Find the word "JSON" in the records below. List each line containing it.

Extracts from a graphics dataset
===============
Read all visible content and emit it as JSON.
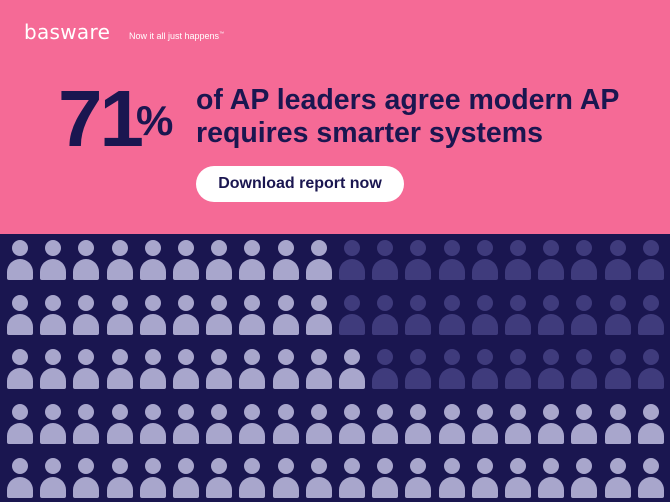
{
  "brand": {
    "logo": "basware",
    "tagline": "Now it all just happens",
    "tagline_mark": "™"
  },
  "stat": {
    "number": "71",
    "percent_sign": "%",
    "headline": "of AP leaders agree modern AP requires smarter systems",
    "percent_value": 71
  },
  "cta": {
    "label": "Download report now"
  },
  "grid": {
    "rows": 5,
    "cols": 20,
    "filled_per_row": [
      10,
      10,
      11,
      20,
      20
    ]
  },
  "colors": {
    "top_background": "#f56a96",
    "bottom_background": "#1a1650",
    "text_dark": "#1a1650",
    "person_filled": "#a8a6cc",
    "person_empty": "#3f3b7c"
  }
}
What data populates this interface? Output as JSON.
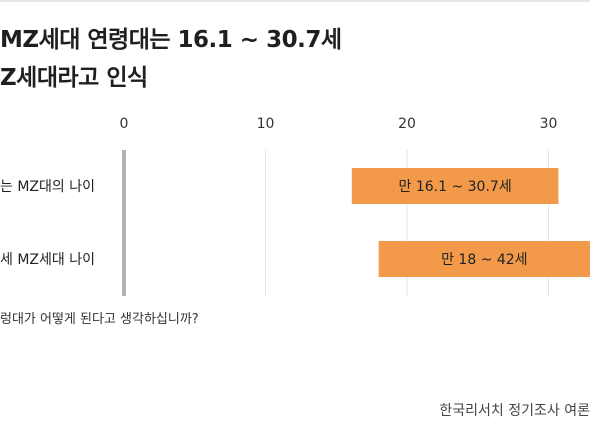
{
  "title": {
    "line1": "MZ세대 연령대는 16.1 ~ 30.7세",
    "line2": "Z세대라고 인식"
  },
  "question": "렁대가 어떻게 된다고 생각하십니까?",
  "source": "한국리서치 정기조사 여론",
  "colors": {
    "bar": "#f29a49",
    "axis": "#b3b3b3",
    "grid": "#e6e6e6",
    "text": "#222222"
  },
  "chart_data": {
    "type": "bar",
    "orientation": "horizontal-range",
    "x_ticks": [
      0,
      10,
      20,
      30
    ],
    "xlim": [
      0,
      33.5
    ],
    "grid": true,
    "categories": [
      "는 MZ대의 나이",
      "세 MZ세대 나이"
    ],
    "ranges": [
      [
        16.1,
        30.7
      ],
      [
        18,
        42
      ]
    ],
    "labels": [
      "만 16.1 ~ 30.7세",
      "만 18 ~ 42세"
    ]
  }
}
===============
> [Solution]:
Read all visible content and emit it as JSON.
What data populates this interface? Output as JSON.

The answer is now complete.